■ What you should do
Provide the records once more, identical to the original.

BEGIN Extracted records

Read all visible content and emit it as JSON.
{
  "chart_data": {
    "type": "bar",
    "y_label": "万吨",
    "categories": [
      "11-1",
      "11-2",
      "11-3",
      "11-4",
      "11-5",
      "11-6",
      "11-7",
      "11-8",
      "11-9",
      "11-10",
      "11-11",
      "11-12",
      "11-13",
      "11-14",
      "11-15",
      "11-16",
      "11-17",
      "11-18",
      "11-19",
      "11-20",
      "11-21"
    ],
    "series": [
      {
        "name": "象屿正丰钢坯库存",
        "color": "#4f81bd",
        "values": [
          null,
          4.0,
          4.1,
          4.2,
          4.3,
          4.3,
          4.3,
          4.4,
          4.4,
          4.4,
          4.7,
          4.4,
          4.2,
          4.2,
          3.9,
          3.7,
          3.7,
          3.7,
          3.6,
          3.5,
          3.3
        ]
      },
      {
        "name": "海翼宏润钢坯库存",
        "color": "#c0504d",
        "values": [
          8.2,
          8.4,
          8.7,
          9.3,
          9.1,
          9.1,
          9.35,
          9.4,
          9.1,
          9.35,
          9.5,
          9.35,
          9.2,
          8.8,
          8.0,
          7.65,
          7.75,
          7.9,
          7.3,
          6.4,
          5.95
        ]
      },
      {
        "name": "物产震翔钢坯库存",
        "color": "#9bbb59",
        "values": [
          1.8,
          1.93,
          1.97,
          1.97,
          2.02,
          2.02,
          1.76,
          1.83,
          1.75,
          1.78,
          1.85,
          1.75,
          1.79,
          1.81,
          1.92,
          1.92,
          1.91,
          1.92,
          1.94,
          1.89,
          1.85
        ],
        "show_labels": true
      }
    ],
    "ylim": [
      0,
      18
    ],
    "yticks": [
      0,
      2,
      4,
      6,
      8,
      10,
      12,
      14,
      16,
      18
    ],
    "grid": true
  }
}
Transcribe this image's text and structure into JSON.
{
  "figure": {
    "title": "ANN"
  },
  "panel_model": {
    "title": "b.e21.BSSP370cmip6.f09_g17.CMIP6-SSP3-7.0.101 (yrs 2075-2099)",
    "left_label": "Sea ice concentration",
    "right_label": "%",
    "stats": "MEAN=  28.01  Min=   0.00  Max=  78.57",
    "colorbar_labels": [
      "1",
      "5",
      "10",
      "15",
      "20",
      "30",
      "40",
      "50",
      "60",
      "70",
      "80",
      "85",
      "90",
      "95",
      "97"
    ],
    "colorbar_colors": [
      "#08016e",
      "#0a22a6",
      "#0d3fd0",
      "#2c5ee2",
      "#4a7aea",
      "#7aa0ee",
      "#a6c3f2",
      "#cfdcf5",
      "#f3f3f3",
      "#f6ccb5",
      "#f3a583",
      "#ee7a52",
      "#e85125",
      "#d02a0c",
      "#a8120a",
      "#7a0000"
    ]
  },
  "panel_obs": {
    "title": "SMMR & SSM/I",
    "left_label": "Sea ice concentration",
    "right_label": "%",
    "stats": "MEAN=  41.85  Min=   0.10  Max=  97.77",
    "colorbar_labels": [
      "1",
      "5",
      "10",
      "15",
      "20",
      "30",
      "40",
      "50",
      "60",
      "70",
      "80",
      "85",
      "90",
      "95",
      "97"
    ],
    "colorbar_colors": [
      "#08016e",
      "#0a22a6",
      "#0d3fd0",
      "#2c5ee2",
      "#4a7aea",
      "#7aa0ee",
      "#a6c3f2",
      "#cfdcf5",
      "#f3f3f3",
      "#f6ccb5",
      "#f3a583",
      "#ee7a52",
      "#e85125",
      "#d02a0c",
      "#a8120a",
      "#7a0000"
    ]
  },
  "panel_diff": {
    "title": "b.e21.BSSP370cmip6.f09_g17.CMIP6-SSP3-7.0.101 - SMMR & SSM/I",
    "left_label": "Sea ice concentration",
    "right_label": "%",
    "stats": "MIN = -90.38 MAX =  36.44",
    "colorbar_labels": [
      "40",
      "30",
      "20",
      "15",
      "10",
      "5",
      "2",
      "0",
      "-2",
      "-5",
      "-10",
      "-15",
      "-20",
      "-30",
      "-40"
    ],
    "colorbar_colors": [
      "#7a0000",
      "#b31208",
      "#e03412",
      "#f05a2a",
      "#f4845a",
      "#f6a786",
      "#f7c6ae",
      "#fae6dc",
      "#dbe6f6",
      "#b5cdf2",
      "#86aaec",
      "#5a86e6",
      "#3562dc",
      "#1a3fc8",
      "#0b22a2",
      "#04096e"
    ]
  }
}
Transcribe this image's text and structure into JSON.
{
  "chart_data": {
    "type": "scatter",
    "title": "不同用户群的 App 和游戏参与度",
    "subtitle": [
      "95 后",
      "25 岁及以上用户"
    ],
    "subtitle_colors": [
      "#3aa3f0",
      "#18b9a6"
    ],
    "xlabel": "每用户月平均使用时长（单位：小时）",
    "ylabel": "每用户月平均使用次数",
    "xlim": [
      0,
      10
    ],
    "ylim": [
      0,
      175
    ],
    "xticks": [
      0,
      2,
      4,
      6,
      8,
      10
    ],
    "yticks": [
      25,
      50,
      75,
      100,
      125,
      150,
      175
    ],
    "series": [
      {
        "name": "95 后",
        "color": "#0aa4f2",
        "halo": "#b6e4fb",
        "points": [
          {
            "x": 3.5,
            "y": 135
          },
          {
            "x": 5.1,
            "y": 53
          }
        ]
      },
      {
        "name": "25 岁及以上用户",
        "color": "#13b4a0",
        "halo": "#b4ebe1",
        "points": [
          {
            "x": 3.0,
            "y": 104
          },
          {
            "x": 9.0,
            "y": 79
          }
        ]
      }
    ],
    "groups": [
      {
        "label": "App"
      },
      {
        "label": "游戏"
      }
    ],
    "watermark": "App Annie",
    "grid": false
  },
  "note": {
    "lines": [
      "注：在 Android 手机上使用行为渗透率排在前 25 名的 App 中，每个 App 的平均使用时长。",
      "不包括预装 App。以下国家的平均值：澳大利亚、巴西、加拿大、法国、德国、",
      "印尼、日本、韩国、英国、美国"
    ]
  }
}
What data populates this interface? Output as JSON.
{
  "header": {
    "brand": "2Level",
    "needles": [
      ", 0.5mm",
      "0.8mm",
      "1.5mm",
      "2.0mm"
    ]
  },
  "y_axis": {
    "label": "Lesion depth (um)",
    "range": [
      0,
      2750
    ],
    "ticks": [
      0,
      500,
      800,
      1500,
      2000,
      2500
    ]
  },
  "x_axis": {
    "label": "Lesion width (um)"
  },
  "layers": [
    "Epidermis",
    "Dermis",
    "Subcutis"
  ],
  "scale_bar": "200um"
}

END Extracted records

■ Output of the exercise
Read all visible content and emit it as JSON.
{
  "chart_data": {
    "type": "bar",
    "y_label": "万吨",
    "categories": [
      "11-1",
      "11-2",
      "11-3",
      "11-4",
      "11-5",
      "11-6",
      "11-7",
      "11-8",
      "11-9",
      "11-10",
      "11-11",
      "11-12",
      "11-13",
      "11-14",
      "11-15",
      "11-16",
      "11-17",
      "11-18",
      "11-19",
      "11-20",
      "11-21"
    ],
    "series": [
      {
        "name": "象屿正丰钢坯库存",
        "color": "#4f81bd",
        "values": [
          null,
          4.0,
          4.1,
          4.2,
          4.3,
          4.3,
          4.3,
          4.4,
          4.4,
          4.4,
          4.7,
          4.4,
          4.2,
          4.2,
          3.9,
          3.7,
          3.7,
          3.7,
          3.6,
          3.5,
          3.3
        ]
      },
      {
        "name": "海翼宏润钢坯库存",
        "color": "#c0504d",
        "values": [
          8.2,
          8.4,
          8.7,
          9.3,
          9.1,
          9.1,
          9.35,
          9.4,
          9.1,
          9.35,
          9.5,
          9.35,
          9.2,
          8.8,
          8.0,
          7.65,
          7.75,
          7.9,
          7.3,
          6.4,
          5.95
        ]
      },
      {
        "name": "物产震翔钢坯库存",
        "color": "#9bbb59",
        "values": [
          1.8,
          1.93,
          1.97,
          1.97,
          2.02,
          2.02,
          1.76,
          1.83,
          1.75,
          1.78,
          1.85,
          1.75,
          1.79,
          1.81,
          1.92,
          1.92,
          1.91,
          1.92,
          1.94,
          1.89,
          1.85
        ],
        "show_labels": true
      }
    ],
    "ylim": [
      0,
      18
    ],
    "yticks": [
      0,
      2,
      4,
      6,
      8,
      10,
      12,
      14,
      16,
      18
    ],
    "grid": true
  }
}
Transcribe this image's text and structure into JSON.
{
  "figure": {
    "title": "ANN"
  },
  "panel_model": {
    "title": "b.e21.BSSP370cmip6.f09_g17.CMIP6-SSP3-7.0.101 (yrs 2075-2099)",
    "left_label": "Sea ice concentration",
    "right_label": "%",
    "stats": "MEAN=  28.01  Min=   0.00  Max=  78.57",
    "colorbar_labels": [
      "1",
      "5",
      "10",
      "15",
      "20",
      "30",
      "40",
      "50",
      "60",
      "70",
      "80",
      "85",
      "90",
      "95",
      "97"
    ],
    "colorbar_colors": [
      "#08016e",
      "#0a22a6",
      "#0d3fd0",
      "#2c5ee2",
      "#4a7aea",
      "#7aa0ee",
      "#a6c3f2",
      "#cfdcf5",
      "#f3f3f3",
      "#f6ccb5",
      "#f3a583",
      "#ee7a52",
      "#e85125",
      "#d02a0c",
      "#a8120a",
      "#7a0000"
    ]
  },
  "panel_obs": {
    "title": "SMMR & SSM/I",
    "left_label": "Sea ice concentration",
    "right_label": "%",
    "stats": "MEAN=  41.85  Min=   0.10  Max=  97.77",
    "colorbar_labels": [
      "1",
      "5",
      "10",
      "15",
      "20",
      "30",
      "40",
      "50",
      "60",
      "70",
      "80",
      "85",
      "90",
      "95",
      "97"
    ],
    "colorbar_colors": [
      "#08016e",
      "#0a22a6",
      "#0d3fd0",
      "#2c5ee2",
      "#4a7aea",
      "#7aa0ee",
      "#a6c3f2",
      "#cfdcf5",
      "#f3f3f3",
      "#f6ccb5",
      "#f3a583",
      "#ee7a52",
      "#e85125",
      "#d02a0c",
      "#a8120a",
      "#7a0000"
    ]
  },
  "panel_diff": {
    "title": "b.e21.BSSP370cmip6.f09_g17.CMIP6-SSP3-7.0.101 - SMMR & SSM/I",
    "left_label": "Sea ice concentration",
    "right_label": "%",
    "stats": "MIN = -90.38 MAX =  36.44",
    "colorbar_labels": [
      "40",
      "30",
      "20",
      "15",
      "10",
      "5",
      "2",
      "0",
      "-2",
      "-5",
      "-10",
      "-15",
      "-20",
      "-30",
      "-40"
    ],
    "colorbar_colors": [
      "#7a0000",
      "#b31208",
      "#e03412",
      "#f05a2a",
      "#f4845a",
      "#f6a786",
      "#f7c6ae",
      "#fae6dc",
      "#dbe6f6",
      "#b5cdf2",
      "#86aaec",
      "#5a86e6",
      "#3562dc",
      "#1a3fc8",
      "#0b22a2",
      "#04096e"
    ]
  }
}
Transcribe this image's text and structure into JSON.
{
  "chart_data": {
    "type": "scatter",
    "title": "不同用户群的 App 和游戏参与度",
    "subtitle": [
      "95 后",
      "25 岁及以上用户"
    ],
    "subtitle_colors": [
      "#3aa3f0",
      "#18b9a6"
    ],
    "xlabel": "每用户月平均使用时长（单位：小时）",
    "ylabel": "每用户月平均使用次数",
    "xlim": [
      0,
      10
    ],
    "ylim": [
      0,
      175
    ],
    "xticks": [
      0,
      2,
      4,
      6,
      8,
      10
    ],
    "yticks": [
      25,
      50,
      75,
      100,
      125,
      150,
      175
    ],
    "series": [
      {
        "name": "95 后",
        "color": "#0aa4f2",
        "halo": "#b6e4fb",
        "points": [
          {
            "x": 3.5,
            "y": 135
          },
          {
            "x": 5.1,
            "y": 53
          }
        ]
      },
      {
        "name": "25 岁及以上用户",
        "color": "#13b4a0",
        "halo": "#b4ebe1",
        "points": [
          {
            "x": 3.0,
            "y": 104
          },
          {
            "x": 9.0,
            "y": 79
          }
        ]
      }
    ],
    "groups": [
      {
        "label": "App"
      },
      {
        "label": "游戏"
      }
    ],
    "watermark": "App Annie",
    "grid": false
  },
  "note": {
    "lines": [
      "注：在 Android 手机上使用行为渗透率排在前 25 名的 App 中，每个 App 的平均使用时长。",
      "不包括预装 App。以下国家的平均值：澳大利亚、巴西、加拿大、法国、德国、",
      "印尼、日本、韩国、英国、美国"
    ]
  }
}
What data populates this interface? Output as JSON.
{
  "header": {
    "brand": "2Level",
    "needles": [
      ", 0.5mm",
      "0.8mm",
      "1.5mm",
      "2.0mm"
    ]
  },
  "y_axis": {
    "label": "Lesion depth (um)",
    "range": [
      0,
      2750
    ],
    "ticks": [
      0,
      500,
      800,
      1500,
      2000,
      2500
    ]
  },
  "x_axis": {
    "label": "Lesion width (um)"
  },
  "layers": [
    "Epidermis",
    "Dermis",
    "Subcutis"
  ],
  "scale_bar": "200um"
}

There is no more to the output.